**Task prompt**:
Pull out every line below holding the word "TradingView".

Collected data entries
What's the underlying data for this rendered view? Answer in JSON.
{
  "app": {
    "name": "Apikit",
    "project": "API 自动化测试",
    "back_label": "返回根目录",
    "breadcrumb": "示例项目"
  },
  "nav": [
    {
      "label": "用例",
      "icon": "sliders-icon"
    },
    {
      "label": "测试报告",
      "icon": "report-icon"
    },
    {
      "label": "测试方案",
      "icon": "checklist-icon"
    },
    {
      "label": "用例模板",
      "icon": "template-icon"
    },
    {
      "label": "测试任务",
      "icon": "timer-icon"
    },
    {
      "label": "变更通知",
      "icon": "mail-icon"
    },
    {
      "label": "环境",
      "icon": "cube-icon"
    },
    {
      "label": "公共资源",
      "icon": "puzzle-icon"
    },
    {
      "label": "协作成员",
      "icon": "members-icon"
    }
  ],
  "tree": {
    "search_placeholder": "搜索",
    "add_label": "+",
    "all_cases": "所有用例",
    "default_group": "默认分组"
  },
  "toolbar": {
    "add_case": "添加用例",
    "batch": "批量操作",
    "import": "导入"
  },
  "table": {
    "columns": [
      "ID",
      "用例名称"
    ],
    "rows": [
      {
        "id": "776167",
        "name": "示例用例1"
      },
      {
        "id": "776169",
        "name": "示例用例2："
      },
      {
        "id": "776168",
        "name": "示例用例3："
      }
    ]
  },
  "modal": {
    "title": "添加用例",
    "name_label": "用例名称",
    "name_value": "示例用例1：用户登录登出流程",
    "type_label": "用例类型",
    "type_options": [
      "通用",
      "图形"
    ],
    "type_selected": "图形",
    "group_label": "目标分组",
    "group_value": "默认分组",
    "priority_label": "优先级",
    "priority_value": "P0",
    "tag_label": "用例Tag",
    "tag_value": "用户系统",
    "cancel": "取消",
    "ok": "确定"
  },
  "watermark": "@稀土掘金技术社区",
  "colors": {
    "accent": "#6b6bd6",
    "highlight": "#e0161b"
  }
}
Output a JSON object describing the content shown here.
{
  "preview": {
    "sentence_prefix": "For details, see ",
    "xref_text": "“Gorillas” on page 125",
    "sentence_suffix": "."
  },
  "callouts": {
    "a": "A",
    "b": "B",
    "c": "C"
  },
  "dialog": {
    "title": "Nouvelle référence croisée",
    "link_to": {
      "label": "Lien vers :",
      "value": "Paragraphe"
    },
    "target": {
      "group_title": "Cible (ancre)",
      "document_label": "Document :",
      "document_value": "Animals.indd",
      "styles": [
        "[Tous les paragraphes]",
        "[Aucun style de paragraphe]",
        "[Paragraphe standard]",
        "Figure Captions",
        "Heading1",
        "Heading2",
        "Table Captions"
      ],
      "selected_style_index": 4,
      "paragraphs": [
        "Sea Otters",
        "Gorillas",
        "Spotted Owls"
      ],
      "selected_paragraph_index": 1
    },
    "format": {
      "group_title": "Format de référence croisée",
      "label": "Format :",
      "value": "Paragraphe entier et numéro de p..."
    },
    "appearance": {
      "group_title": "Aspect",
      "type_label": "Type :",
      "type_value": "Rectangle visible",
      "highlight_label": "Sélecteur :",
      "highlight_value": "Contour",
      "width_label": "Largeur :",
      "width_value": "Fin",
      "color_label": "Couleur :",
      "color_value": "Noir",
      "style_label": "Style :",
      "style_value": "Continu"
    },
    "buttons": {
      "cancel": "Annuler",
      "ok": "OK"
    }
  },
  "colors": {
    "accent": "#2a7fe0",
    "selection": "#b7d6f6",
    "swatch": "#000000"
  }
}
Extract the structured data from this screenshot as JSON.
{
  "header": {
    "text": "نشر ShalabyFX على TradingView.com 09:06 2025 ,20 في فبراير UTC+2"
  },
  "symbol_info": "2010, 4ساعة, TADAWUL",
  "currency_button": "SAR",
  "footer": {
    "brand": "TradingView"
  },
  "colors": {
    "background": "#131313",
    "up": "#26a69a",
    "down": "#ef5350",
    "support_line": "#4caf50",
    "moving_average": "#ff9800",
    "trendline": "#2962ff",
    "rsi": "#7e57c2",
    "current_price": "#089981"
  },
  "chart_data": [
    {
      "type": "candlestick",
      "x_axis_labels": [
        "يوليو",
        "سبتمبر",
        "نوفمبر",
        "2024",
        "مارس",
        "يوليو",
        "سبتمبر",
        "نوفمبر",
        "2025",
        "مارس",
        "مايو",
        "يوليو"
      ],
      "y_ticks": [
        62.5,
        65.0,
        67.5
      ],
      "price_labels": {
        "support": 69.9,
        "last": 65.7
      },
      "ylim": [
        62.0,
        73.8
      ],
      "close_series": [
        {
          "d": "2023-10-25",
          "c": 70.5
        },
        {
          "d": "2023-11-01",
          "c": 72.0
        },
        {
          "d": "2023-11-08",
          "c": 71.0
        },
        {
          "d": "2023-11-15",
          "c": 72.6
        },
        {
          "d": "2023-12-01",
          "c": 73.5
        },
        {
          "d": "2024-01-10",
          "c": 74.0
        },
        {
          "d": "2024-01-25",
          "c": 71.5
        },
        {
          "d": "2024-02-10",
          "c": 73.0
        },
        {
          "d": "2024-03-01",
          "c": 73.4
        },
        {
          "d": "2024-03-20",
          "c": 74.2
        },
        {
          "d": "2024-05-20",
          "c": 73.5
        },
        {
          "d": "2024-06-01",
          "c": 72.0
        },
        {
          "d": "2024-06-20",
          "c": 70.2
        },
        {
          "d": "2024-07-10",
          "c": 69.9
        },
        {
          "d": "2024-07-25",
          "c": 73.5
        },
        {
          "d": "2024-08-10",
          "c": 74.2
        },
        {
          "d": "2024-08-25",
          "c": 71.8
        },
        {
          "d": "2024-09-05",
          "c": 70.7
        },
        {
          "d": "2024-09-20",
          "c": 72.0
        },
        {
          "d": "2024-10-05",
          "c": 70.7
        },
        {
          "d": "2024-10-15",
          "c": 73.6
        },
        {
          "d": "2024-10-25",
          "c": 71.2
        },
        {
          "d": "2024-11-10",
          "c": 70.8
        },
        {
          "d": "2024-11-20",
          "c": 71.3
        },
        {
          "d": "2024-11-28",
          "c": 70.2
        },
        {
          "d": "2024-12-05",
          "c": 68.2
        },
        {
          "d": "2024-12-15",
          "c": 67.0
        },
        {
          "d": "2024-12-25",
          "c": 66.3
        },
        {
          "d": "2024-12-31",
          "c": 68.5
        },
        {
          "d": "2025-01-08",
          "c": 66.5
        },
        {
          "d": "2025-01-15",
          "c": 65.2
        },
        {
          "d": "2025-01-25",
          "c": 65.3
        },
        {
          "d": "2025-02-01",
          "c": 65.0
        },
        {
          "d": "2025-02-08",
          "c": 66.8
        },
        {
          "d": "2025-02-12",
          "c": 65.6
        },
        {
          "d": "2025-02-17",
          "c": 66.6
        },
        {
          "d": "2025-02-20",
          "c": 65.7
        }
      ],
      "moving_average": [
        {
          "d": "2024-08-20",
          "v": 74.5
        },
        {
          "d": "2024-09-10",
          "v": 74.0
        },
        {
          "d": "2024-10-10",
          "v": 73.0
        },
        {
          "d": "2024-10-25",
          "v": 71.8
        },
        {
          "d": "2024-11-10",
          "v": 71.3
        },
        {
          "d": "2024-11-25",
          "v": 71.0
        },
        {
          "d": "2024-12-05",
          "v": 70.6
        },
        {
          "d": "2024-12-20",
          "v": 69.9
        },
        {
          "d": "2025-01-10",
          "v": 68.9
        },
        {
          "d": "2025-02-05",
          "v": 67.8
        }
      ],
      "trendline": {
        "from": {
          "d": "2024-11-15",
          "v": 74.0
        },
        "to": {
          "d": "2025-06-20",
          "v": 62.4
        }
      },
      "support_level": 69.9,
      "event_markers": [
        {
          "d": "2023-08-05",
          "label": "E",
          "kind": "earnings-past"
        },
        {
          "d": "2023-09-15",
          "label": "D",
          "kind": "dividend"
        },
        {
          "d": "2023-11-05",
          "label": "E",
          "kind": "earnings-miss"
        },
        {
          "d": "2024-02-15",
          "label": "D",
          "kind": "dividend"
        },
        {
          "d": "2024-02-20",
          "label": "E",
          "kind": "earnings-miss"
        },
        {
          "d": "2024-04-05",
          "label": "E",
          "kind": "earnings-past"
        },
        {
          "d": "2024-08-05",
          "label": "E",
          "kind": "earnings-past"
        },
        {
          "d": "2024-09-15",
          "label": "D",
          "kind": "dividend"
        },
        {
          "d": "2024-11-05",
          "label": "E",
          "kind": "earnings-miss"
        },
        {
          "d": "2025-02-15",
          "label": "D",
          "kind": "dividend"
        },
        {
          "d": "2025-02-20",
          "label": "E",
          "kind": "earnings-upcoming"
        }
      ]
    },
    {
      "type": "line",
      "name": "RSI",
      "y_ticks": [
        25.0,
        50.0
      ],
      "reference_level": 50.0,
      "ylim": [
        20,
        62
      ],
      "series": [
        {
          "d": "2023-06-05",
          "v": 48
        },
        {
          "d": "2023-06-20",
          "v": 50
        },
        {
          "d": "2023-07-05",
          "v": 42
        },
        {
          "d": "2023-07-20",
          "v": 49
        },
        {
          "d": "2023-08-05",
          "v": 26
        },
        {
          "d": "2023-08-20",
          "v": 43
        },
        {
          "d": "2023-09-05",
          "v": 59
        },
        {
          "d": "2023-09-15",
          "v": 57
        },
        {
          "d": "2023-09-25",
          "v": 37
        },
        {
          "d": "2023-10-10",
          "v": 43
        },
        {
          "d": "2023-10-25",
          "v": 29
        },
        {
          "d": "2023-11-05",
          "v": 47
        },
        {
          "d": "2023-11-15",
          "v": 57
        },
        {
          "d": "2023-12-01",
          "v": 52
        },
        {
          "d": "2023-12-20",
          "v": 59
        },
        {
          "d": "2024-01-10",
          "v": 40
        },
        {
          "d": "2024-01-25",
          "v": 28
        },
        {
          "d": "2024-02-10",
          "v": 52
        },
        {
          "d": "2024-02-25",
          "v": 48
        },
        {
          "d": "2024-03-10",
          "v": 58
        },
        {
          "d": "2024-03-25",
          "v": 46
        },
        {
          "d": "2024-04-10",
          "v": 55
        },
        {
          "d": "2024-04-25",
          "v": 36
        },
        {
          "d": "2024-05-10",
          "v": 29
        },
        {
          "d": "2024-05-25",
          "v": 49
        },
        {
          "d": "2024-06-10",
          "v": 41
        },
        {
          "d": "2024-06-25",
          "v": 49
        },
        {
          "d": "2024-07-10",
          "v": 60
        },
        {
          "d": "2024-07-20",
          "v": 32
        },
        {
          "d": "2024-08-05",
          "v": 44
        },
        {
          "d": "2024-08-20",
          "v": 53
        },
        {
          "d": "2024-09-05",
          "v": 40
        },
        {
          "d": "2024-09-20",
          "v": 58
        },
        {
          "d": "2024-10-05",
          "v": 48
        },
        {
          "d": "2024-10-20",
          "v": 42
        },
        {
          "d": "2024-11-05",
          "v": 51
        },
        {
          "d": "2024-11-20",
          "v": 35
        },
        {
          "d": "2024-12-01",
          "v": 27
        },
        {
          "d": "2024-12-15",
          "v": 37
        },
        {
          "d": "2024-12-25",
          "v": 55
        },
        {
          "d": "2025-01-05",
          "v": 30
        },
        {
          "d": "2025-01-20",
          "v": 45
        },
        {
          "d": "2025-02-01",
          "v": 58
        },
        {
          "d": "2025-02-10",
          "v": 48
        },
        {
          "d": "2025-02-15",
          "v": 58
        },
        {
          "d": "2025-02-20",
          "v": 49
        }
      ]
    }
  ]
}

**Solution below**:
    "text": "نشر ShalabyFX على TradingView.com 09:06 2025 ,20 في فبراير UTC+2"
    "brand": "TradingView"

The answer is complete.